* **What is needed**: Go through the listing and pick out each line with the word "username" in it.
------ Supplied information
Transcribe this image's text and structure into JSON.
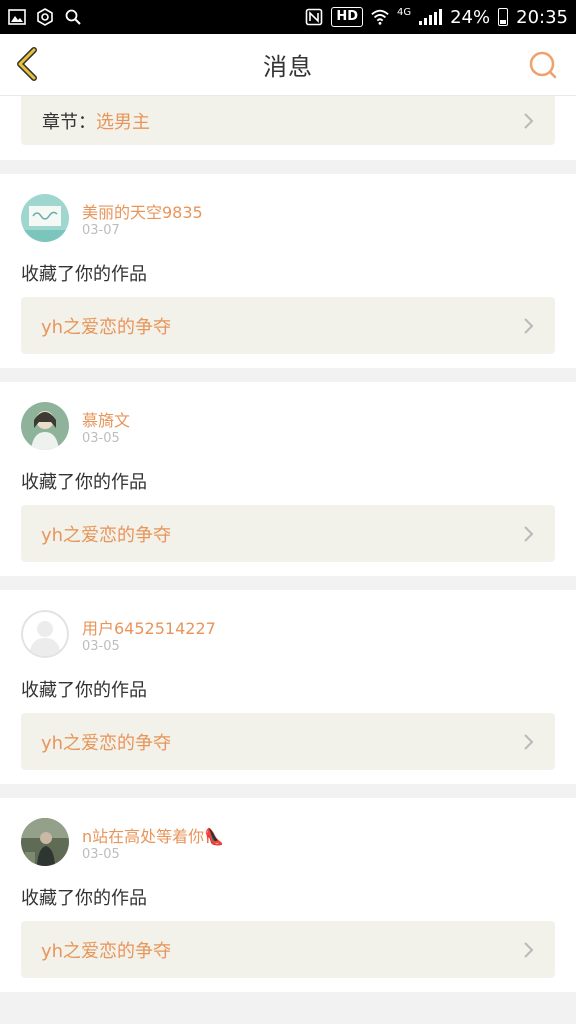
{
  "status_bar": {
    "hd": "HD",
    "network": "4G",
    "battery": "24%",
    "time": "20:35"
  },
  "nav": {
    "title": "消息",
    "accent_color": "#e8c338",
    "search_color": "#f0a06a"
  },
  "partial_item": {
    "prefix": "章节：",
    "chapter": "选男主"
  },
  "items": [
    {
      "username": "美丽的天空9835",
      "date": "03-07",
      "action": "收藏了你的作品",
      "work": "yh之爱恋的争夺",
      "avatar": "avatar-whiteboard"
    },
    {
      "username": "慕旖文",
      "date": "03-05",
      "action": "收藏了你的作品",
      "work": "yh之爱恋的争夺",
      "avatar": "avatar-girl"
    },
    {
      "username": "用户6452514227",
      "date": "03-05",
      "action": "收藏了你的作品",
      "work": "yh之爱恋的争夺",
      "avatar": "avatar-default"
    },
    {
      "username": "n站在高处等着你👠",
      "date": "03-05",
      "action": "收藏了你的作品",
      "work": "yh之爱恋的争夺",
      "avatar": "avatar-photo"
    }
  ]
}
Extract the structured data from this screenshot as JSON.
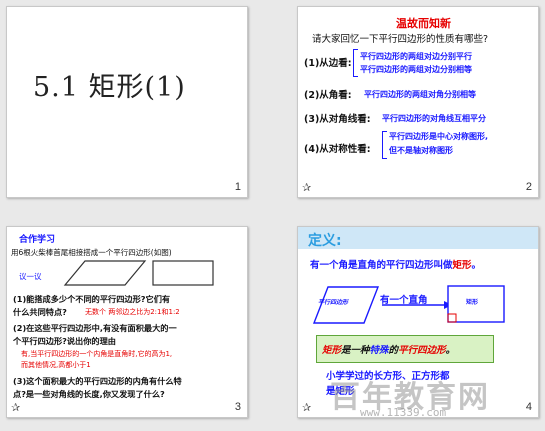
------------
* **Completed task**:
      "username": "美丽的天空9835",
      "username": "慕旖文",
      "username": "用户6452514227",
      "username": "n站在高处等着你👠",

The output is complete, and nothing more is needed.